### [What you should do]
Lines containing the word "title" are the ones to copy from the records below.

Items from a figure collection:
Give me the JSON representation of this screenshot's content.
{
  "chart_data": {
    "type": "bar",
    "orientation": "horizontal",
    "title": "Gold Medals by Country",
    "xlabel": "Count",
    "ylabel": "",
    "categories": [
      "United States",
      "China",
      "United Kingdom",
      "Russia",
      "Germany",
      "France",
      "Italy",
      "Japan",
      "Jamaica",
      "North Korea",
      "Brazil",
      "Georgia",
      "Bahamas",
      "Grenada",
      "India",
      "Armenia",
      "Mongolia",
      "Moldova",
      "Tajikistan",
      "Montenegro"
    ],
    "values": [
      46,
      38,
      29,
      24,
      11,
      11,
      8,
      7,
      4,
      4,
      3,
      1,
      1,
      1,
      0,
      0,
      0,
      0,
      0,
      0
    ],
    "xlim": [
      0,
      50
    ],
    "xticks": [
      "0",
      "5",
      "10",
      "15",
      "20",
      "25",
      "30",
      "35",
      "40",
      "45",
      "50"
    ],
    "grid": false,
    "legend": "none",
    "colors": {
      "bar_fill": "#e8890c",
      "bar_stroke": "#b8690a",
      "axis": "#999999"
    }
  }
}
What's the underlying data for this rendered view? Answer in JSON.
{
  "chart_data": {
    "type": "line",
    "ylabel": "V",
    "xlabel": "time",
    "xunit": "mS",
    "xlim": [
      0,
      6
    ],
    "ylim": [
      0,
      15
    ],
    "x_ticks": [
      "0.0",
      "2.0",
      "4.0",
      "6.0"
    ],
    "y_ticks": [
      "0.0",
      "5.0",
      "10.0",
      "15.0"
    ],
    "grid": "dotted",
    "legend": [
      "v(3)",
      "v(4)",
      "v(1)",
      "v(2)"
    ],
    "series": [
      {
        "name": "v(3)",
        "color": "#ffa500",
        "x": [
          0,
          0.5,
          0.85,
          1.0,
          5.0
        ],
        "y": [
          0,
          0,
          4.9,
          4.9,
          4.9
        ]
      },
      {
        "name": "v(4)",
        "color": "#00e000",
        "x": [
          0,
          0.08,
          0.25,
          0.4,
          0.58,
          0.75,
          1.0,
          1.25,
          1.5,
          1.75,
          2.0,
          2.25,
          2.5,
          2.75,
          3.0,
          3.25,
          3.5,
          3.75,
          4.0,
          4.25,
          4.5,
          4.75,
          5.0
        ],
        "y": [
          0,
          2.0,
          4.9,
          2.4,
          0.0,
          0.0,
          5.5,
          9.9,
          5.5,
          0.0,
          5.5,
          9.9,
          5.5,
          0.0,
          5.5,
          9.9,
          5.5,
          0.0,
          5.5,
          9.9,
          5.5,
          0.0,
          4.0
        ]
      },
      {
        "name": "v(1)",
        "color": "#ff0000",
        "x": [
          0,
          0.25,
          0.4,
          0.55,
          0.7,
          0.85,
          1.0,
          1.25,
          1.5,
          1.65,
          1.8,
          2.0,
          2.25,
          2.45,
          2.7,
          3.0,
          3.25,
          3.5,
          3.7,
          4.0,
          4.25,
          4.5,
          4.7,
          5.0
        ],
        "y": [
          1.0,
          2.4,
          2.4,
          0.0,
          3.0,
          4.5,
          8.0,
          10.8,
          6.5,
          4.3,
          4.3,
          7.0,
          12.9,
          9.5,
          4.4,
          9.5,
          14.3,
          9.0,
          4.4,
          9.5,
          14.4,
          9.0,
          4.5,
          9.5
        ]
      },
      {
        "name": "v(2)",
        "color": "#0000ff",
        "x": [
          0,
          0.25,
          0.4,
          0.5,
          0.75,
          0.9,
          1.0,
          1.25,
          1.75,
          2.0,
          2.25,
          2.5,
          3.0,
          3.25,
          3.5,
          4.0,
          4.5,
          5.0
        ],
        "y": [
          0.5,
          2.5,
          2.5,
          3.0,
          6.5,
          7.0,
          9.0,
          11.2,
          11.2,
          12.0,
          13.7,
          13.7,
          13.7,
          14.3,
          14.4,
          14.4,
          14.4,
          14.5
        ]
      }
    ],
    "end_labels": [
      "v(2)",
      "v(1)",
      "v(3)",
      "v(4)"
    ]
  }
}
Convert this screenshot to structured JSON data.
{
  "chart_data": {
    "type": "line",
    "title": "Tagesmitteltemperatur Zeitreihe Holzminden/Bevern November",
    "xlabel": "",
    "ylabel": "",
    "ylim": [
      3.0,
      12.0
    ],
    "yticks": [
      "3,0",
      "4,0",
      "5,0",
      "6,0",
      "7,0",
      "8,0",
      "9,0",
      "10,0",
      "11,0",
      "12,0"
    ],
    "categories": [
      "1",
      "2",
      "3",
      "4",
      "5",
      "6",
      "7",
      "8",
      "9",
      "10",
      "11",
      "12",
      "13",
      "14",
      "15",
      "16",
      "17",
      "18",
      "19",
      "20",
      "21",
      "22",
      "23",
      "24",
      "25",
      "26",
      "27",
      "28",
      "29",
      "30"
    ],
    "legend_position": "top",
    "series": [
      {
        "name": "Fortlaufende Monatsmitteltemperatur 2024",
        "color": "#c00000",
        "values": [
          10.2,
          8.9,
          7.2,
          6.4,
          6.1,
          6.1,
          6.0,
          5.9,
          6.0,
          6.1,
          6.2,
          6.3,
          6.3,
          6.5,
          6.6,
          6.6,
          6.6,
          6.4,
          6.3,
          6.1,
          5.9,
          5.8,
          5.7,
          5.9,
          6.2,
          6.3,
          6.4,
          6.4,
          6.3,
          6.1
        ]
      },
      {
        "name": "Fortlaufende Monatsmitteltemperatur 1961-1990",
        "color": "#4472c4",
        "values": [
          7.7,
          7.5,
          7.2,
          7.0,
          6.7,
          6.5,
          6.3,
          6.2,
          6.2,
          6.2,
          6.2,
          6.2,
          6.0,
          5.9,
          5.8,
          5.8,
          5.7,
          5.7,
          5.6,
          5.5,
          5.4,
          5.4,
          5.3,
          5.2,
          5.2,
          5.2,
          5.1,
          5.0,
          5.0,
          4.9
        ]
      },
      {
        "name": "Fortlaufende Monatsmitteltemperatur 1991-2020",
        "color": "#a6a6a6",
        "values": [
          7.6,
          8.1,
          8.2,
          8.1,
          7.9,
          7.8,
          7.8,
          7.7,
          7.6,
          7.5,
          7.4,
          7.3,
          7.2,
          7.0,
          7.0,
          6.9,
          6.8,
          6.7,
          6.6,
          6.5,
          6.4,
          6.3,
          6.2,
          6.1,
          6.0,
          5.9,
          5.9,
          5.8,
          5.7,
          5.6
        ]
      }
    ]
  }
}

### [Task answer]
    "title": "Gold Medals by Country",
    "title": "Tagesmitteltemperatur Zeitreihe Holzminden/Bevern November",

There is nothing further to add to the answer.